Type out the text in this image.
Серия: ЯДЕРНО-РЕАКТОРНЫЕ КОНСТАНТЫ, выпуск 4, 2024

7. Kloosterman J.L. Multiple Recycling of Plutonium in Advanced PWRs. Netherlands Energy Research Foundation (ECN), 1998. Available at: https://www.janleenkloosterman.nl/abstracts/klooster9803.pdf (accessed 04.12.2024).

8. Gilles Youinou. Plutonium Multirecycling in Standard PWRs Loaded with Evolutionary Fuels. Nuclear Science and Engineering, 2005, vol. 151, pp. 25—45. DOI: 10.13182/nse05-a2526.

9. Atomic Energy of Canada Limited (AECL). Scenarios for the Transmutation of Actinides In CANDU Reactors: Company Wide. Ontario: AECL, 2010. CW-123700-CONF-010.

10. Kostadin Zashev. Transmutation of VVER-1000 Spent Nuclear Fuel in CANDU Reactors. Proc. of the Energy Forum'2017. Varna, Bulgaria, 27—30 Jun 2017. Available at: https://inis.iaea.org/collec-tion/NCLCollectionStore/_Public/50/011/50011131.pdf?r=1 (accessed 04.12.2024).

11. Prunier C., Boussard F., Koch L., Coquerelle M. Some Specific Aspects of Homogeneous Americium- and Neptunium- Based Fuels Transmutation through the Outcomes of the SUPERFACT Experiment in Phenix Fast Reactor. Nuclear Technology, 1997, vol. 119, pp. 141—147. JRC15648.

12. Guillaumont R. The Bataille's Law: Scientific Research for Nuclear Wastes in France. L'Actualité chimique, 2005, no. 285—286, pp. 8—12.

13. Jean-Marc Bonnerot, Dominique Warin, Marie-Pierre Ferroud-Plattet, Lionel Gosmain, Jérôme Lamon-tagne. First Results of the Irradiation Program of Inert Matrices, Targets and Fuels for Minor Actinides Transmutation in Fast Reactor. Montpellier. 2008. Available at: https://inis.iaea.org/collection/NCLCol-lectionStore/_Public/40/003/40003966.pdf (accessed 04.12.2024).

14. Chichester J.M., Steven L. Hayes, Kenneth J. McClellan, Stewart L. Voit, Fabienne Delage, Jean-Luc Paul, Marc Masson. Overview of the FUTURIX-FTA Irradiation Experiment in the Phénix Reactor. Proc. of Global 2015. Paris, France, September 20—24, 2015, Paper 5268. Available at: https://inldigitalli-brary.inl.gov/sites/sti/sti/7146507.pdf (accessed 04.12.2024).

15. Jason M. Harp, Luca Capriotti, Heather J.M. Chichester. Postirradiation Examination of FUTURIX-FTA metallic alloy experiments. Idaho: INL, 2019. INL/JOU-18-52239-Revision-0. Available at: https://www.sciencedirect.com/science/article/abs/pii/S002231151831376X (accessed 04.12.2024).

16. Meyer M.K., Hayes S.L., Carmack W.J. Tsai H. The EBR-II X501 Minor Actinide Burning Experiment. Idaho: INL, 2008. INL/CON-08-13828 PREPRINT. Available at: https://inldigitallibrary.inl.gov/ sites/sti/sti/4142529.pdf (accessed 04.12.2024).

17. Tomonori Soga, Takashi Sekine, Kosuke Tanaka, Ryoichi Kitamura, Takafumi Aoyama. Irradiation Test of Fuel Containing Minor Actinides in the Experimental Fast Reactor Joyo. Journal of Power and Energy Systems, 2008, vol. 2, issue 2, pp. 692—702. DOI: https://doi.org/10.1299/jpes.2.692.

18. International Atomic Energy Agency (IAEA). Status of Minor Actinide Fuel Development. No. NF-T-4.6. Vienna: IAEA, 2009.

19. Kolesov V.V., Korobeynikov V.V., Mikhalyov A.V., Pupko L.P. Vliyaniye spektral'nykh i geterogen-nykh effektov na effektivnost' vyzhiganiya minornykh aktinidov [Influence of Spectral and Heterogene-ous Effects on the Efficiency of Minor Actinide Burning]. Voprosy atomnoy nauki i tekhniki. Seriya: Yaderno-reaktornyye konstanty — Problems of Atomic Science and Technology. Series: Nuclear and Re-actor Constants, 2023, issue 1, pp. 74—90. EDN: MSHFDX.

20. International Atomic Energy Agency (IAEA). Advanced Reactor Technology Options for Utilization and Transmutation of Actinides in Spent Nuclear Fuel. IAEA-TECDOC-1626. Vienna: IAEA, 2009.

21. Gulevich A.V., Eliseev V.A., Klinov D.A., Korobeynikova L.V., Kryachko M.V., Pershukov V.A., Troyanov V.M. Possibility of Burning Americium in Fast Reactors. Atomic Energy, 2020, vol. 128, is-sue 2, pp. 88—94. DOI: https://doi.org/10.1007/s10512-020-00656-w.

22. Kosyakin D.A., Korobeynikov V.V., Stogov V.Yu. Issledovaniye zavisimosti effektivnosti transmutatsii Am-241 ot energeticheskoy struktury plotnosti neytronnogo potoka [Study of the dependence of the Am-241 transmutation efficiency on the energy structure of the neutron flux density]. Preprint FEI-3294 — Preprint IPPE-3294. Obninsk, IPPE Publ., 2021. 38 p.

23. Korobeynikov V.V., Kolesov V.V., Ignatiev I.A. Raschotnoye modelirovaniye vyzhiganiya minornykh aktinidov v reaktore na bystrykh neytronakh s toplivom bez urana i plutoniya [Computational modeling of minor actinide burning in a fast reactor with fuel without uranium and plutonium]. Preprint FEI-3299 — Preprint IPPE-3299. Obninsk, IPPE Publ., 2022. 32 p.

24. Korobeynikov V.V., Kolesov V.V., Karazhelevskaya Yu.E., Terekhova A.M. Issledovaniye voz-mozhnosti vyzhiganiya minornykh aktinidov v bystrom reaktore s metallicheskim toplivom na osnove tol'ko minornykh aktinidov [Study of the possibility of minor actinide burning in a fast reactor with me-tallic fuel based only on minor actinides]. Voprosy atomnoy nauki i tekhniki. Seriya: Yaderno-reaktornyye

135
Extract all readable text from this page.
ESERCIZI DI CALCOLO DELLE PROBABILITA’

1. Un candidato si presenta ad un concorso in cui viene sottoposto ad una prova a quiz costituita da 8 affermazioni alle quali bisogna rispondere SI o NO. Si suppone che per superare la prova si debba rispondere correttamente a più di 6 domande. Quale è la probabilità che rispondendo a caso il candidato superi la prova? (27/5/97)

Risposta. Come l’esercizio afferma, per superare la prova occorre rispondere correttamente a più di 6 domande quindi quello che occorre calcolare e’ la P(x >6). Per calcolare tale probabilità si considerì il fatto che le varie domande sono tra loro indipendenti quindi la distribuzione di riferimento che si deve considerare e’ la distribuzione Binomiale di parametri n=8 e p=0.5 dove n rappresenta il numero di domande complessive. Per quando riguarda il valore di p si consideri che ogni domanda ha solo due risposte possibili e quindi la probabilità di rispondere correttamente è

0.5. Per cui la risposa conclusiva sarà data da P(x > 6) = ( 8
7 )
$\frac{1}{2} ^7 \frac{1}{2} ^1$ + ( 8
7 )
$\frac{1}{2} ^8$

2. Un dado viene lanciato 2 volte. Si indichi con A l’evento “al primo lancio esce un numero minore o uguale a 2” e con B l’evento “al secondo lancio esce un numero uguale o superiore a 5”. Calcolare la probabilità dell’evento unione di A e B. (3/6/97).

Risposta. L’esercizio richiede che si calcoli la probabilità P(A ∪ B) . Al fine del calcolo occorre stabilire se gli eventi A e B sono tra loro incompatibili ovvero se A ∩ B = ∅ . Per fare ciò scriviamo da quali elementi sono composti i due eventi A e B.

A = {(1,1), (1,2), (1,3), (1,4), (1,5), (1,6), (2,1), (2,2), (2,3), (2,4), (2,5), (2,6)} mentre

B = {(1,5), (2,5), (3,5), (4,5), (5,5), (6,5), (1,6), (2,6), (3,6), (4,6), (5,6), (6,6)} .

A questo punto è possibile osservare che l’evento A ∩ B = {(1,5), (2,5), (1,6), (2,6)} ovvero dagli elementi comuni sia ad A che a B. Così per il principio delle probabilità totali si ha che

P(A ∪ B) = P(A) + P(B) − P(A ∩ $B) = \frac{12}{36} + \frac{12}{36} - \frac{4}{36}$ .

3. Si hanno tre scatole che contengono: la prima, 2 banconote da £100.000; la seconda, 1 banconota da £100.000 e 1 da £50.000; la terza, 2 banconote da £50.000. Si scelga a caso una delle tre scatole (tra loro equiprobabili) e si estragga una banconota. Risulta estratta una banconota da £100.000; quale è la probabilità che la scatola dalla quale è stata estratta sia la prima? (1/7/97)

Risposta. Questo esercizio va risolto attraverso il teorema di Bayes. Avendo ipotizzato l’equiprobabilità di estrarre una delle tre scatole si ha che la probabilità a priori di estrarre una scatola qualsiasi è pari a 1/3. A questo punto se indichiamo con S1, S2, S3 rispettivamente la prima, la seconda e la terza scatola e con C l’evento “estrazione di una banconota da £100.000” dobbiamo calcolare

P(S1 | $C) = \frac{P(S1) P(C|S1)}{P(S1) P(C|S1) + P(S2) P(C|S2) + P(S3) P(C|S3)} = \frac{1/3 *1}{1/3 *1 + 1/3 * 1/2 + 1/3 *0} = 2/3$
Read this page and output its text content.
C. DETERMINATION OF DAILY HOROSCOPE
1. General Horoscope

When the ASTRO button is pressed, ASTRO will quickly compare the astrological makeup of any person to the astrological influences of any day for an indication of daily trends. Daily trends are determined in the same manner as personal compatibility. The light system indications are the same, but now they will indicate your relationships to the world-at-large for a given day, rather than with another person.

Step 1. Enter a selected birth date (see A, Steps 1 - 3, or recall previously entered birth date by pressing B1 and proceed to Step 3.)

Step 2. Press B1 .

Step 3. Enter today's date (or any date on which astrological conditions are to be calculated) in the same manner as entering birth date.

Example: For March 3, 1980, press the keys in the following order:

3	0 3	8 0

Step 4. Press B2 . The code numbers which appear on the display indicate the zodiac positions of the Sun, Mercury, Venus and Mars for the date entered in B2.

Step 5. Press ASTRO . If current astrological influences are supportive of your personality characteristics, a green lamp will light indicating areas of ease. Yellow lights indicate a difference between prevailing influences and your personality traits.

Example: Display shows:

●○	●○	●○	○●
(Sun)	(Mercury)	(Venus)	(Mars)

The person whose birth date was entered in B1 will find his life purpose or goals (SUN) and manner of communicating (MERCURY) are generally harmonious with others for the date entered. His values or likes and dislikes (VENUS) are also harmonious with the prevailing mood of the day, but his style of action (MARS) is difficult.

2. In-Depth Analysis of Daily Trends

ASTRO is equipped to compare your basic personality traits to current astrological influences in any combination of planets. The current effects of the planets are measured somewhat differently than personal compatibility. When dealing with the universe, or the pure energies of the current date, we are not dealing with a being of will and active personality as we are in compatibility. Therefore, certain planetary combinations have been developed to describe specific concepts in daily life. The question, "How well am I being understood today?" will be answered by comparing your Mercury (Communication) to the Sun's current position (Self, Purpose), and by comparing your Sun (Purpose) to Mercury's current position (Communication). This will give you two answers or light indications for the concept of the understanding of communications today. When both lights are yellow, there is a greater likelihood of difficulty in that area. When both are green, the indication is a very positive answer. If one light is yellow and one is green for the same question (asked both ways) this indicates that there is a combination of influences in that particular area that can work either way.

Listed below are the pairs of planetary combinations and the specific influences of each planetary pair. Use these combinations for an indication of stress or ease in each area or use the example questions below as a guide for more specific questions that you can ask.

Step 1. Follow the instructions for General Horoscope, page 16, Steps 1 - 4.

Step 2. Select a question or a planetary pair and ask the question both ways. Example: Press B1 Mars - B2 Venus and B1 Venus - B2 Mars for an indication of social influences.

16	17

• **Exercise description**
Above are the records. Copy every line in them holding "toplivom".

• **Complete response**
23. Korobeynikov V.V., Kolesov V.V., Ignatiev I.A. Raschotnoye modelirovaniye vyzhiganiya minornykh aktinidov v reaktore na bystrykh neytronakh s toplivom bez urana i plutoniya [Computational modeling of minor actinide burning in a fast reactor with fuel without uranium and plutonium]. Preprint FEI-3299 — Preprint IPPE-3299. Obninsk, IPPE Publ., 2022. 32 p.
24. Korobeynikov V.V., Kolesov V.V., Karazhelevskaya Yu.E., Terekhova A.M. Issledovaniye voz-mozhnosti vyzhiganiya minornykh aktinidov v bystrom reaktore s metallicheskim toplivom na osnove tol'ko minornykh aktinidov [Study of the possibility of minor actinide burning in a fast reactor with me-tallic fuel based only on minor actinides]. Voprosy atomnoy nauki i tekhniki. Seriya: Yaderno-reaktornyye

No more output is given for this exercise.